### Short problem
Write out the listing exactly as it is given.

[Figure collection entries]
-=-=-=-=-
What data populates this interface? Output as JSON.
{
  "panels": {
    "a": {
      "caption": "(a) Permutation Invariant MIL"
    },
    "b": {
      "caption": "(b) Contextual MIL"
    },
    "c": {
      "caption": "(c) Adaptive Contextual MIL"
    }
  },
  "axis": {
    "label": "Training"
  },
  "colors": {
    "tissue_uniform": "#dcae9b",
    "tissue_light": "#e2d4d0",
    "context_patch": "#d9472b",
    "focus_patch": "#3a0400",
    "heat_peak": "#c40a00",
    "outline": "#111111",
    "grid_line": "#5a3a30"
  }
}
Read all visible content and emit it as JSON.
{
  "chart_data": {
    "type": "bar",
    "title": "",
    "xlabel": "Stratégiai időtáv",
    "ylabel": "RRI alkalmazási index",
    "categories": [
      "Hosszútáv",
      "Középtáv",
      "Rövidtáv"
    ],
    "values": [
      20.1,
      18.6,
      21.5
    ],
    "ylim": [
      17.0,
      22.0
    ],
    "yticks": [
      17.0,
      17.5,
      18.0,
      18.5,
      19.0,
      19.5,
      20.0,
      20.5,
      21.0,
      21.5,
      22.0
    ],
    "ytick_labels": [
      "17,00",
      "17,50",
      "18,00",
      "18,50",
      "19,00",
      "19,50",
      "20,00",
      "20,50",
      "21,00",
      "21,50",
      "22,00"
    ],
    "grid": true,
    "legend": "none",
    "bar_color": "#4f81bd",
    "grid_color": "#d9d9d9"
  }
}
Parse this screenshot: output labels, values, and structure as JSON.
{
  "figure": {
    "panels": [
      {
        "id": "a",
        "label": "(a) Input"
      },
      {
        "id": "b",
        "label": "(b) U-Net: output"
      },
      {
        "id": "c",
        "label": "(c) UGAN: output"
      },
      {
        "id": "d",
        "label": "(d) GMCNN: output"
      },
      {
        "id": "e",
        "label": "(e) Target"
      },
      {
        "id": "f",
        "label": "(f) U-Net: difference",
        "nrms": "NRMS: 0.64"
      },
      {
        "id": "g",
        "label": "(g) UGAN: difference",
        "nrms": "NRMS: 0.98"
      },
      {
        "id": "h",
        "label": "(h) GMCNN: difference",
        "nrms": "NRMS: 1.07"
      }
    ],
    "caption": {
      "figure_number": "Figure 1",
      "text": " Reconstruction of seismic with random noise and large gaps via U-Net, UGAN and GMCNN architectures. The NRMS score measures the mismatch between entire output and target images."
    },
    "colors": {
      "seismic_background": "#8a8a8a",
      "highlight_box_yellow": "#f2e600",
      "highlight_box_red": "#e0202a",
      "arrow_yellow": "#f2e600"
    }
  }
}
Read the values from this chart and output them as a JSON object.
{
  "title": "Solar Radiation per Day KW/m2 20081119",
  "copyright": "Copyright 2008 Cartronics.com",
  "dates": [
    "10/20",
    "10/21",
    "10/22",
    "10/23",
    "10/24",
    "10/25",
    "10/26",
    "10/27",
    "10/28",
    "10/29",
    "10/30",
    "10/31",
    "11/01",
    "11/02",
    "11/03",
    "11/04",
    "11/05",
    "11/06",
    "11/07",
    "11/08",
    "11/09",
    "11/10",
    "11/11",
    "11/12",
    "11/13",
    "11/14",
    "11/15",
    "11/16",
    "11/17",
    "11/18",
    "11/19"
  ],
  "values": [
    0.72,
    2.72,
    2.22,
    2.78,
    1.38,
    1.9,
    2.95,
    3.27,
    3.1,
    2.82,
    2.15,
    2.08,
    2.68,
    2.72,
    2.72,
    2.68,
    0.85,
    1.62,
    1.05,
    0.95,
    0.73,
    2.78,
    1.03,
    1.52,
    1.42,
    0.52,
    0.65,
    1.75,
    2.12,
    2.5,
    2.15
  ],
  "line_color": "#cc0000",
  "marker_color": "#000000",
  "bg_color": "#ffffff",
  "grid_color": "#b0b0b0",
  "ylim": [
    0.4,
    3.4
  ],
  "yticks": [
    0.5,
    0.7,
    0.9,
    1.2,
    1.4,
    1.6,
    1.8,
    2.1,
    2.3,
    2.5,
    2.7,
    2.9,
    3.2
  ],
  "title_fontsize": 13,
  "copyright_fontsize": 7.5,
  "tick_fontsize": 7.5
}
-=-=-=-=-
### Answer below
What data populates this interface? Output as JSON.
{
  "panels": {
    "a": {
      "caption": "(a) Permutation Invariant MIL"
    },
    "b": {
      "caption": "(b) Contextual MIL"
    },
    "c": {
      "caption": "(c) Adaptive Contextual MIL"
    }
  },
  "axis": {
    "label": "Training"
  },
  "colors": {
    "tissue_uniform": "#dcae9b",
    "tissue_light": "#e2d4d0",
    "context_patch": "#d9472b",
    "focus_patch": "#3a0400",
    "heat_peak": "#c40a00",
    "outline": "#111111",
    "grid_line": "#5a3a30"
  }
}
Read all visible content and emit it as JSON.
{
  "chart_data": {
    "type": "bar",
    "title": "",
    "xlabel": "Stratégiai időtáv",
    "ylabel": "RRI alkalmazási index",
    "categories": [
      "Hosszútáv",
      "Középtáv",
      "Rövidtáv"
    ],
    "values": [
      20.1,
      18.6,
      21.5
    ],
    "ylim": [
      17.0,
      22.0
    ],
    "yticks": [
      17.0,
      17.5,
      18.0,
      18.5,
      19.0,
      19.5,
      20.0,
      20.5,
      21.0,
      21.5,
      22.0
    ],
    "ytick_labels": [
      "17,00",
      "17,50",
      "18,00",
      "18,50",
      "19,00",
      "19,50",
      "20,00",
      "20,50",
      "21,00",
      "21,50",
      "22,00"
    ],
    "grid": true,
    "legend": "none",
    "bar_color": "#4f81bd",
    "grid_color": "#d9d9d9"
  }
}
Parse this screenshot: output labels, values, and structure as JSON.
{
  "figure": {
    "panels": [
      {
        "id": "a",
        "label": "(a) Input"
      },
      {
        "id": "b",
        "label": "(b) U-Net: output"
      },
      {
        "id": "c",
        "label": "(c) UGAN: output"
      },
      {
        "id": "d",
        "label": "(d) GMCNN: output"
      },
      {
        "id": "e",
        "label": "(e) Target"
      },
      {
        "id": "f",
        "label": "(f) U-Net: difference",
        "nrms": "NRMS: 0.64"
      },
      {
        "id": "g",
        "label": "(g) UGAN: difference",
        "nrms": "NRMS: 0.98"
      },
      {
        "id": "h",
        "label": "(h) GMCNN: difference",
        "nrms": "NRMS: 1.07"
      }
    ],
    "caption": {
      "figure_number": "Figure 1",
      "text": " Reconstruction of seismic with random noise and large gaps via U-Net, UGAN and GMCNN architectures. The NRMS score measures the mismatch between entire output and target images."
    },
    "colors": {
      "seismic_background": "#8a8a8a",
      "highlight_box_yellow": "#f2e600",
      "highlight_box_red": "#e0202a",
      "arrow_yellow": "#f2e600"
    }
  }
}
Read the values from this chart and output them as a JSON object.
{
  "title": "Solar Radiation per Day KW/m2 20081119",
  "copyright": "Copyright 2008 Cartronics.com",
  "dates": [
    "10/20",
    "10/21",
    "10/22",
    "10/23",
    "10/24",
    "10/25",
    "10/26",
    "10/27",
    "10/28",
    "10/29",
    "10/30",
    "10/31",
    "11/01",
    "11/02",
    "11/03",
    "11/04",
    "11/05",
    "11/06",
    "11/07",
    "11/08",
    "11/09",
    "11/10",
    "11/11",
    "11/12",
    "11/13",
    "11/14",
    "11/15",
    "11/16",
    "11/17",
    "11/18",
    "11/19"
  ],
  "values": [
    0.72,
    2.72,
    2.22,
    2.78,
    1.38,
    1.9,
    2.95,
    3.27,
    3.1,
    2.82,
    2.15,
    2.08,
    2.68,
    2.72,
    2.72,
    2.68,
    0.85,
    1.62,
    1.05,
    0.95,
    0.73,
    2.78,
    1.03,
    1.52,
    1.42,
    0.52,
    0.65,
    1.75,
    2.12,
    2.5,
    2.15
  ],
  "line_color": "#cc0000",
  "marker_color": "#000000",
  "bg_color": "#ffffff",
  "grid_color": "#b0b0b0",
  "ylim": [
    0.4,
    3.4
  ],
  "yticks": [
    0.5,
    0.7,
    0.9,
    1.2,
    1.4,
    1.6,
    1.8,
    2.1,
    2.3,
    2.5,
    2.7,
    2.9,
    3.2
  ],
  "title_fontsize": 13,
  "copyright_fontsize": 7.5,
  "tick_fontsize": 7.5
}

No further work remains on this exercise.